> BRIEF
Reproduce every record exactly as it appears, but not the pictures.

> SUPPLIED MATERIAL
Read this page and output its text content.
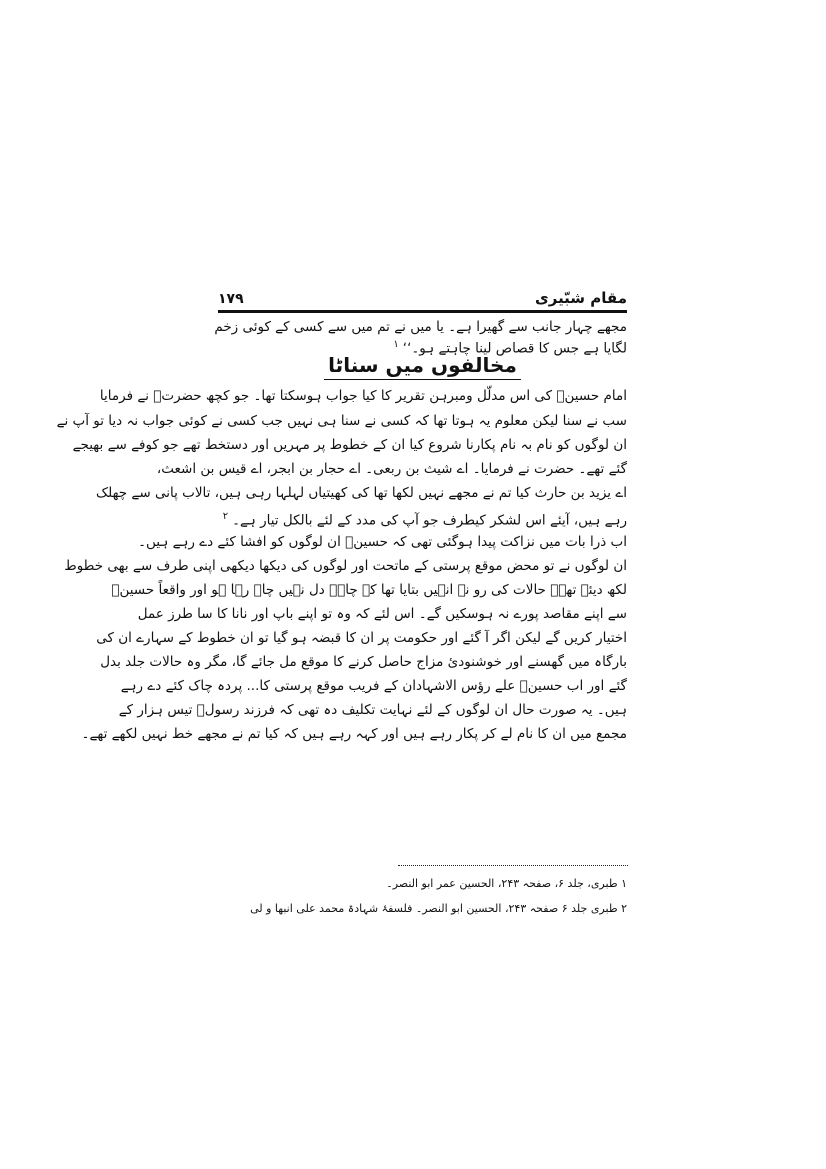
۱۷۹	مقام شبّیری
مجھے چہار جانب سے گھیرا ہے۔ یا میں نے تم میں سے کسی کے کوئی زخم
لگایا ہے جس کا قصاص لینا چاہتے ہو۔‘‘$^۱$
مخالفوں میں سناٹا
امام حسینؑ کی اس مدلّل ومبرہن تقریر کا کیا جواب ہوسکتا تھا۔ جو کچھ حضرتؑ نے فرمایا
سب نے سنا لیکن معلوم یہ ہوتا تھا کہ کسی نے سنا ہی نہیں جب کسی نے کوئی جواب نہ دیا تو آپ نے
ان لوگوں کو نام بہ نام پکارنا شروع کیا ان کے خطوط پر مہریں اور دستخط تھے جو کوفے سے بھیجے
گئے تھے۔ حضرت نے فرمایا۔ اے شیث بن ربعی۔ اے حجار بن ابجر، اے قیس بن اشعث،
اے یزید بن حارث کیا تم نے مجھے نہیں لکھا تھا کی کھیتیاں لہلہا رہی ہیں، تالاب پانی سے چھلک
رہے ہیں، آیئے اس لشکر کیطرف جو آپ کی مدد کے لئے بالکل تیار ہے۔$^۲$
اب ذرا بات میں نزاکت پیدا ہوگئی تھی کہ حسینؑ ان لوگوں کو افشا کئے دے رہے ہیں۔
ان لوگوں نے تو محض موقع پرستی کے ماتحت اور لوگوں کی دیکھا دیکھی اپنی طرف سے بھی خطوط
لکھ دیئے تھے۔ حالات کی رو نے انہیں بتایا تھا کہ چاہے دل نہیں چاہ رہا ہو اور واقعاً حسینؑ
سے اپنے مقاصد پورے نہ ہوسکیں گے۔ اس لئے کہ وہ تو اپنے باپ اور نانا کا سا طرز عمل
اختیار کریں گے لیکن اگر آ گئے اور حکومت پر ان کا قبضہ ہو گیا تو ان خطوط کے سہارے ان کی
بارگاہ میں گھسنے اور خوشنودیٔ مزاج حاصل کرنے کا موقع مل جائے گا، مگر وہ حالات جلد بدل
گئے اور اب حسینؑ علے رؤس الاشہادان کے فریب موقع پرستی کا... پردہ چاک کئے دے رہے
ہیں۔ یہ صورت حال ان لوگوں کے لئے نہایت تکلیف دہ تھی کہ فرزند رسولؐ تیس ہزار کے
مجمع میں ان کا نام لے کر پکار رہے ہیں اور کہہ رہے ہیں کہ کیا تم نے مجھے خط نہیں لکھے تھے۔
۱ طبری، جلد ۶، صفحہ ۲۴۳، الحسین عمر ابو النصر۔
۲ طبری جلد ۶ صفحہ ۲۴۳، الحسین ابو النصر۔ فلسفۂ شہادۃ محمد علی انبھا و لی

> CORRECT OUTPUT
Read this page and output its text content.
۱۷۹	مقام شبّیری
مجھے چہار جانب سے گھیرا ہے۔ یا میں نے تم میں سے کسی کے کوئی زخم
لگایا ہے جس کا قصاص لینا چاہتے ہو۔‘‘$^۱$
مخالفوں میں سناٹا
امام حسینؑ کی اس مدلّل ومبرہن تقریر کا کیا جواب ہوسکتا تھا۔ جو کچھ حضرتؑ نے فرمایا
سب نے سنا لیکن معلوم یہ ہوتا تھا کہ کسی نے سنا ہی نہیں جب کسی نے کوئی جواب نہ دیا تو آپ نے
ان لوگوں کو نام بہ نام پکارنا شروع کیا ان کے خطوط پر مہریں اور دستخط تھے جو کوفے سے بھیجے
گئے تھے۔ حضرت نے فرمایا۔ اے شیث بن ربعی۔ اے حجار بن ابجر، اے قیس بن اشعث،
اے یزید بن حارث کیا تم نے مجھے نہیں لکھا تھا کی کھیتیاں لہلہا رہی ہیں، تالاب پانی سے چھلک
رہے ہیں، آیئے اس لشکر کیطرف جو آپ کی مدد کے لئے بالکل تیار ہے۔$^۲$
اب ذرا بات میں نزاکت پیدا ہوگئی تھی کہ حسینؑ ان لوگوں کو افشا کئے دے رہے ہیں۔
ان لوگوں نے تو محض موقع پرستی کے ماتحت اور لوگوں کی دیکھا دیکھی اپنی طرف سے بھی خطوط
لکھ دیئے تھے۔ حالات کی رو نے انہیں بتایا تھا کہ چاہے دل نہیں چاہ رہا ہو اور واقعاً حسینؑ
سے اپنے مقاصد پورے نہ ہوسکیں گے۔ اس لئے کہ وہ تو اپنے باپ اور نانا کا سا طرز عمل
اختیار کریں گے لیکن اگر آ گئے اور حکومت پر ان کا قبضہ ہو گیا تو ان خطوط کے سہارے ان کی
بارگاہ میں گھسنے اور خوشنودیٔ مزاج حاصل کرنے کا موقع مل جائے گا، مگر وہ حالات جلد بدل
گئے اور اب حسینؑ علے رؤس الاشہادان کے فریب موقع پرستی کا... پردہ چاک کئے دے رہے
ہیں۔ یہ صورت حال ان لوگوں کے لئے نہایت تکلیف دہ تھی کہ فرزند رسولؐ تیس ہزار کے
مجمع میں ان کا نام لے کر پکار رہے ہیں اور کہہ رہے ہیں کہ کیا تم نے مجھے خط نہیں لکھے تھے۔
۱ طبری، جلد ۶، صفحہ ۲۴۳، الحسین عمر ابو النصر۔
۲ طبری جلد ۶ صفحہ ۲۴۳، الحسین ابو النصر۔ فلسفۂ شہادۃ محمد علی انبھا و لی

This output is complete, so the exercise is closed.